**GOAL**
Leave the pictures out and print every record below exactly as it stands.

— start —

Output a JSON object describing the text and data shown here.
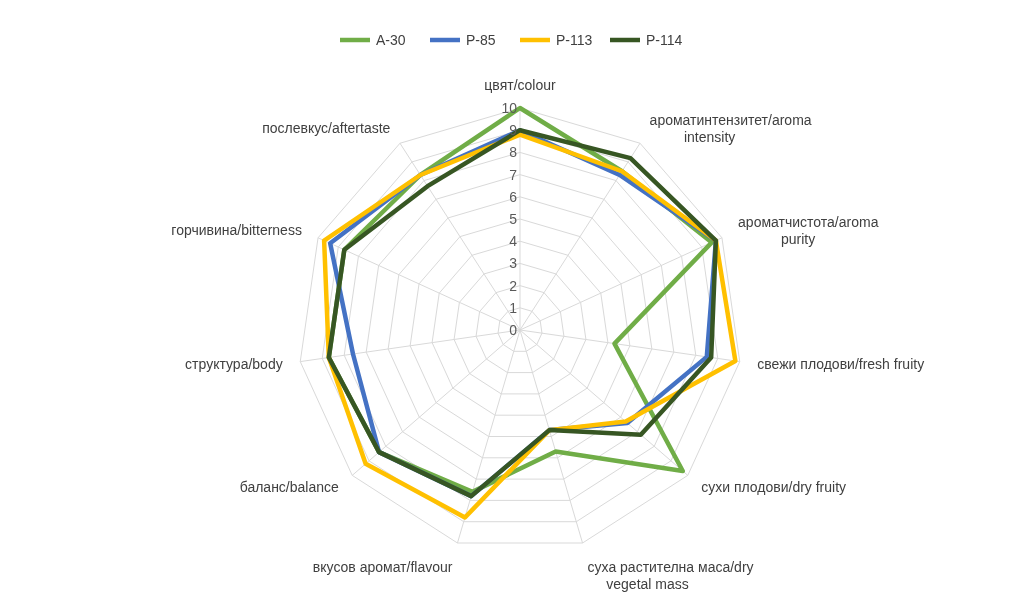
{
  "chart_data": {
    "type": "radar",
    "categories": [
      "цвят/colour",
      "ароматинтензитет/aroma intensity",
      "ароматчистота/aroma purity",
      "свежи плодови/fresh fruity",
      "сухи плодови/dry fruity",
      "суха растителна маса/dry vegetal mass",
      "вкусов аромат/flavour",
      "баланс/balance",
      "структура/body",
      "горчивина/bitterness",
      "послевкус/aftertaste"
    ],
    "series": [
      {
        "name": "A-30",
        "color": "#70ad47",
        "values": [
          10,
          8.5,
          9.5,
          4.3,
          9.7,
          5.7,
          7.6,
          8.4,
          8.7,
          8.7,
          8.3
        ]
      },
      {
        "name": "P-85",
        "color": "#4472c4",
        "values": [
          9,
          8.3,
          9.7,
          8.5,
          6.4,
          4.7,
          7.8,
          8.4,
          7.6,
          9.4,
          8.3
        ]
      },
      {
        "name": "P-113",
        "color": "#ffc000",
        "values": [
          8.8,
          8.5,
          9.7,
          9.8,
          6.3,
          4.7,
          8.8,
          9.2,
          8.7,
          9.7,
          8.3
        ]
      },
      {
        "name": "P-114",
        "color": "#375623",
        "values": [
          9,
          9.2,
          9.7,
          8.7,
          7.2,
          4.7,
          7.8,
          8.4,
          8.7,
          8.7,
          7.7
        ]
      }
    ],
    "ylim": [
      0,
      10
    ],
    "yticks": [
      0,
      1,
      2,
      3,
      4,
      5,
      6,
      7,
      8,
      9,
      10
    ],
    "grid": true,
    "legend": "top"
  }
}
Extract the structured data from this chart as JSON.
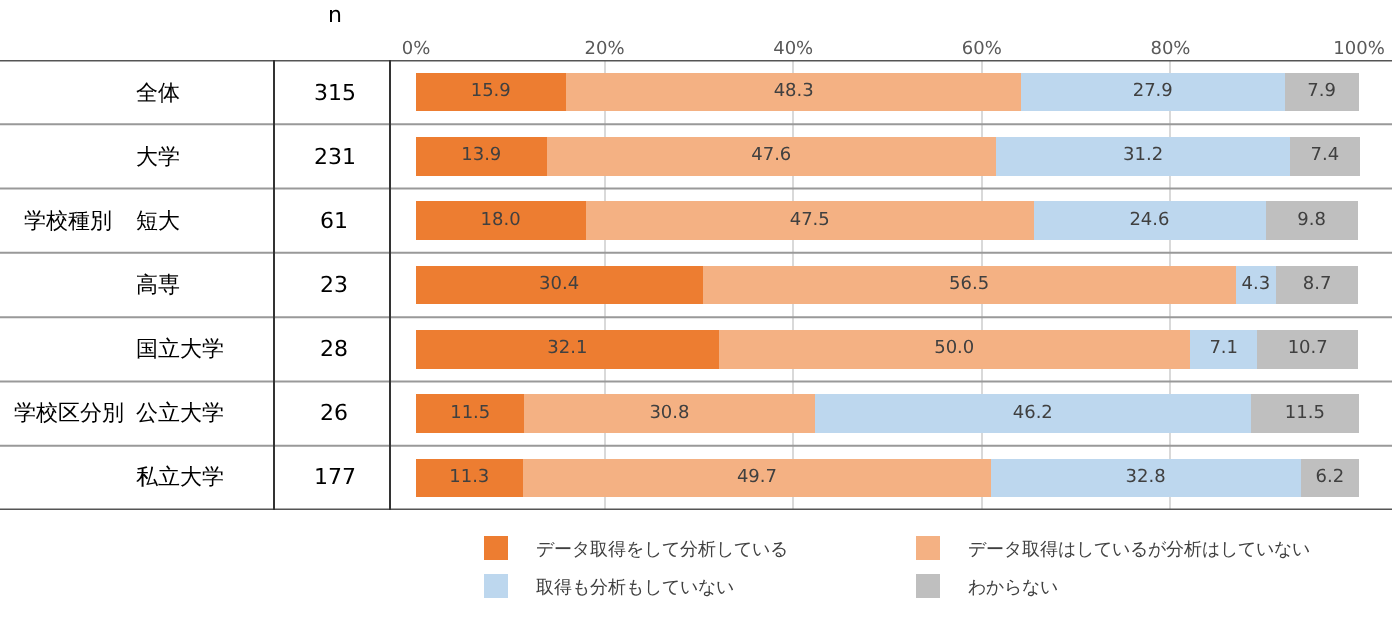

— end —

**RESULT FOR THIS EXERCISE**
Output a JSON object describing the text and data shown here.
{
  "chart_data": {
    "type": "radar",
    "categories": [
      "цвят/colour",
      "ароматинтензитет/aroma intensity",
      "ароматчистота/aroma purity",
      "свежи плодови/fresh fruity",
      "сухи плодови/dry fruity",
      "суха растителна маса/dry vegetal mass",
      "вкусов аромат/flavour",
      "баланс/balance",
      "структура/body",
      "горчивина/bitterness",
      "послевкус/aftertaste"
    ],
    "series": [
      {
        "name": "A-30",
        "color": "#70ad47",
        "values": [
          10,
          8.5,
          9.5,
          4.3,
          9.7,
          5.7,
          7.6,
          8.4,
          8.7,
          8.7,
          8.3
        ]
      },
      {
        "name": "P-85",
        "color": "#4472c4",
        "values": [
          9,
          8.3,
          9.7,
          8.5,
          6.4,
          4.7,
          7.8,
          8.4,
          7.6,
          9.4,
          8.3
        ]
      },
      {
        "name": "P-113",
        "color": "#ffc000",
        "values": [
          8.8,
          8.5,
          9.7,
          9.8,
          6.3,
          4.7,
          8.8,
          9.2,
          8.7,
          9.7,
          8.3
        ]
      },
      {
        "name": "P-114",
        "color": "#375623",
        "values": [
          9,
          9.2,
          9.7,
          8.7,
          7.2,
          4.7,
          7.8,
          8.4,
          8.7,
          8.7,
          7.7
        ]
      }
    ],
    "ylim": [
      0,
      10
    ],
    "yticks": [
      0,
      1,
      2,
      3,
      4,
      5,
      6,
      7,
      8,
      9,
      10
    ],
    "grid": true,
    "legend": "top"
  }
}
Extract the structured data from this chart as JSON.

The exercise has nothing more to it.